Scan each line of the records for the word "CONTOH" and extract the ones that have it.

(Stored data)
★ ★ ★ ★ ★

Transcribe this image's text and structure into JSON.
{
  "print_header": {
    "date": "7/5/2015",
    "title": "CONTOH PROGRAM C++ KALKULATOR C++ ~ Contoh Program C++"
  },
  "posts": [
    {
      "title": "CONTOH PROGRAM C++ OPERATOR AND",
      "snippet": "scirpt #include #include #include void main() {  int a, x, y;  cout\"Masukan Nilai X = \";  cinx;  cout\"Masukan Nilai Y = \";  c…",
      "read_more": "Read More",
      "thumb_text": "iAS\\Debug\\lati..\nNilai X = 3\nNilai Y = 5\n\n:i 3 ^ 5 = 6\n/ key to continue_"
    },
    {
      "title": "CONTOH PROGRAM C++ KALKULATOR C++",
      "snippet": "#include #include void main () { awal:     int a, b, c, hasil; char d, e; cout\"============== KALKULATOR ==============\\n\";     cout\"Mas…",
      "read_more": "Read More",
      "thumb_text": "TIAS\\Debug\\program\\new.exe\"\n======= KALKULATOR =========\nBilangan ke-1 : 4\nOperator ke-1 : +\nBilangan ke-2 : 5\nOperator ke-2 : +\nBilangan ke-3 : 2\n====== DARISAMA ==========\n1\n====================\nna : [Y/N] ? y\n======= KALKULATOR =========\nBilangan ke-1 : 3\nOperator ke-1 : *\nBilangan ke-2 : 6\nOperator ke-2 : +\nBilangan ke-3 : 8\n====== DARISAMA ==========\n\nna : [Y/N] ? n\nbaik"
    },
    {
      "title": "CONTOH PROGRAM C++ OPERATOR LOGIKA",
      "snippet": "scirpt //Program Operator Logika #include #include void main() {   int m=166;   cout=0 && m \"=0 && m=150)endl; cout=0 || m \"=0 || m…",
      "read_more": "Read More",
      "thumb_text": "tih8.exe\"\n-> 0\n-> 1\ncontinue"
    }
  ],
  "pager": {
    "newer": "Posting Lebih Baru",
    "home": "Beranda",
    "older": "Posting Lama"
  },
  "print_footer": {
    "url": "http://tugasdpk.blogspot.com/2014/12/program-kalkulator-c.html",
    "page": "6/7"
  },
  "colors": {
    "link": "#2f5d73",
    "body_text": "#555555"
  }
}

★ ★ ★ ★ ★

▶ Answer to the exercise
    "title": "CONTOH PROGRAM C++ KALKULATOR C++ ~ Contoh Program C++"
      "title": "CONTOH PROGRAM C++ OPERATOR AND",
      "title": "CONTOH PROGRAM C++ KALKULATOR C++",
      "title": "CONTOH PROGRAM C++ OPERATOR LOGIKA",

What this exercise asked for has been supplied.